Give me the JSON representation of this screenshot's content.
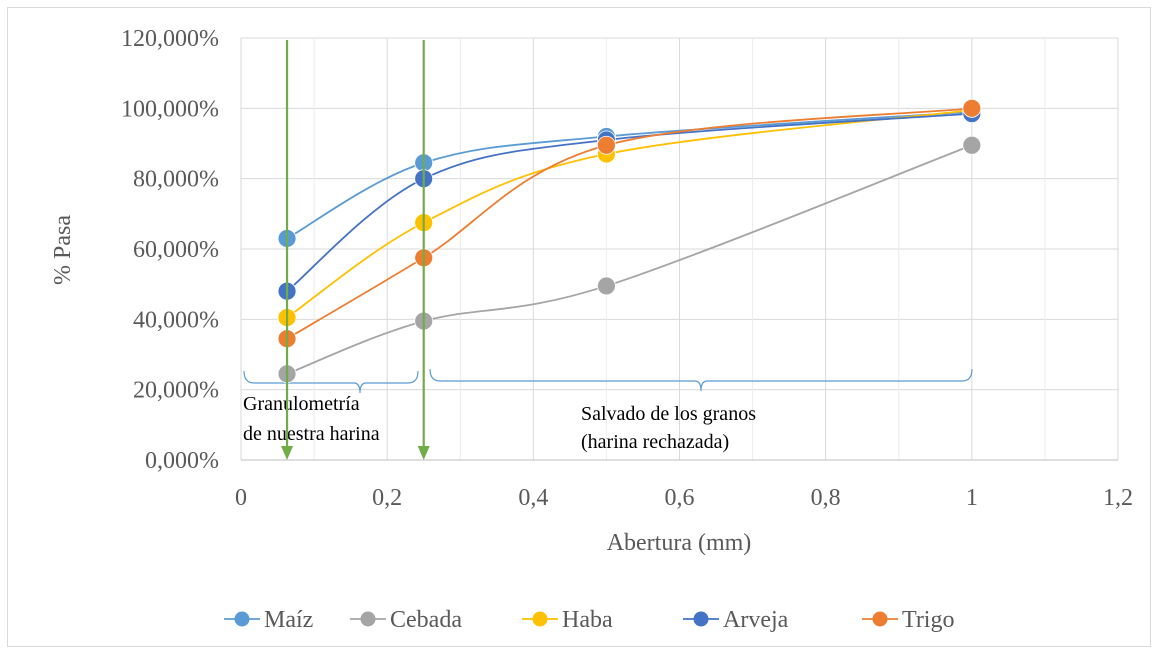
{
  "chart_data": {
    "type": "line",
    "xlabel": "Abertura (mm)",
    "ylabel": "% Pasa",
    "xlim": [
      0,
      1.2
    ],
    "ylim": [
      0,
      1.2
    ],
    "xticks": [
      0,
      0.2,
      0.4,
      0.6,
      0.8,
      1.0,
      1.2
    ],
    "xtick_labels": [
      "0",
      "0,2",
      "0,4",
      "0,6",
      "0,8",
      "1",
      "1,2"
    ],
    "yticks": [
      0,
      0.2,
      0.4,
      0.6,
      0.8,
      1.0,
      1.2
    ],
    "ytick_labels": [
      "0,000%",
      "20,000%",
      "40,000%",
      "60,000%",
      "80,000%",
      "100,000%",
      "120,000%"
    ],
    "grid": true,
    "smooth": true,
    "legend_position": "bottom",
    "x": [
      0.063,
      0.25,
      0.5,
      1.0
    ],
    "series": [
      {
        "name": "Maíz",
        "color": "#5B9BD5",
        "values": [
          0.63,
          0.845,
          0.92,
          0.99
        ]
      },
      {
        "name": "Cebada",
        "color": "#A5A5A5",
        "values": [
          0.245,
          0.395,
          0.495,
          0.895
        ]
      },
      {
        "name": "Haba",
        "color": "#FFC000",
        "values": [
          0.405,
          0.675,
          0.87,
          0.995
        ]
      },
      {
        "name": "Arveja",
        "color": "#4472C4",
        "values": [
          0.48,
          0.8,
          0.91,
          0.985
        ]
      },
      {
        "name": "Trigo",
        "color": "#ED7D31",
        "values": [
          0.345,
          0.575,
          0.895,
          1.0
        ]
      }
    ],
    "annotations": [
      {
        "text_lines": [
          "Granulometría",
          "de nuestra harina"
        ]
      },
      {
        "text_lines": [
          "Salvado de los granos",
          "(harina rechazada)"
        ]
      }
    ],
    "marker_lines": {
      "x": [
        0.063,
        0.25
      ],
      "color": "#70AD47"
    },
    "brace_color": "#5B9BD5"
  }
}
-.-.-
Goal of the exercise — Transcribe all of the records above character for character. Exclude the pictures.

Task result —
Give me the JSON representation of this screenshot's content.
{
  "chart_data": {
    "type": "line",
    "xlabel": "Abertura (mm)",
    "ylabel": "% Pasa",
    "xlim": [
      0,
      1.2
    ],
    "ylim": [
      0,
      1.2
    ],
    "xticks": [
      0,
      0.2,
      0.4,
      0.6,
      0.8,
      1.0,
      1.2
    ],
    "xtick_labels": [
      "0",
      "0,2",
      "0,4",
      "0,6",
      "0,8",
      "1",
      "1,2"
    ],
    "yticks": [
      0,
      0.2,
      0.4,
      0.6,
      0.8,
      1.0,
      1.2
    ],
    "ytick_labels": [
      "0,000%",
      "20,000%",
      "40,000%",
      "60,000%",
      "80,000%",
      "100,000%",
      "120,000%"
    ],
    "grid": true,
    "smooth": true,
    "legend_position": "bottom",
    "x": [
      0.063,
      0.25,
      0.5,
      1.0
    ],
    "series": [
      {
        "name": "Maíz",
        "color": "#5B9BD5",
        "values": [
          0.63,
          0.845,
          0.92,
          0.99
        ]
      },
      {
        "name": "Cebada",
        "color": "#A5A5A5",
        "values": [
          0.245,
          0.395,
          0.495,
          0.895
        ]
      },
      {
        "name": "Haba",
        "color": "#FFC000",
        "values": [
          0.405,
          0.675,
          0.87,
          0.995
        ]
      },
      {
        "name": "Arveja",
        "color": "#4472C4",
        "values": [
          0.48,
          0.8,
          0.91,
          0.985
        ]
      },
      {
        "name": "Trigo",
        "color": "#ED7D31",
        "values": [
          0.345,
          0.575,
          0.895,
          1.0
        ]
      }
    ],
    "annotations": [
      {
        "text_lines": [
          "Granulometría",
          "de nuestra harina"
        ]
      },
      {
        "text_lines": [
          "Salvado de los granos",
          "(harina rechazada)"
        ]
      }
    ],
    "marker_lines": {
      "x": [
        0.063,
        0.25
      ],
      "color": "#70AD47"
    },
    "brace_color": "#5B9BD5"
  }
}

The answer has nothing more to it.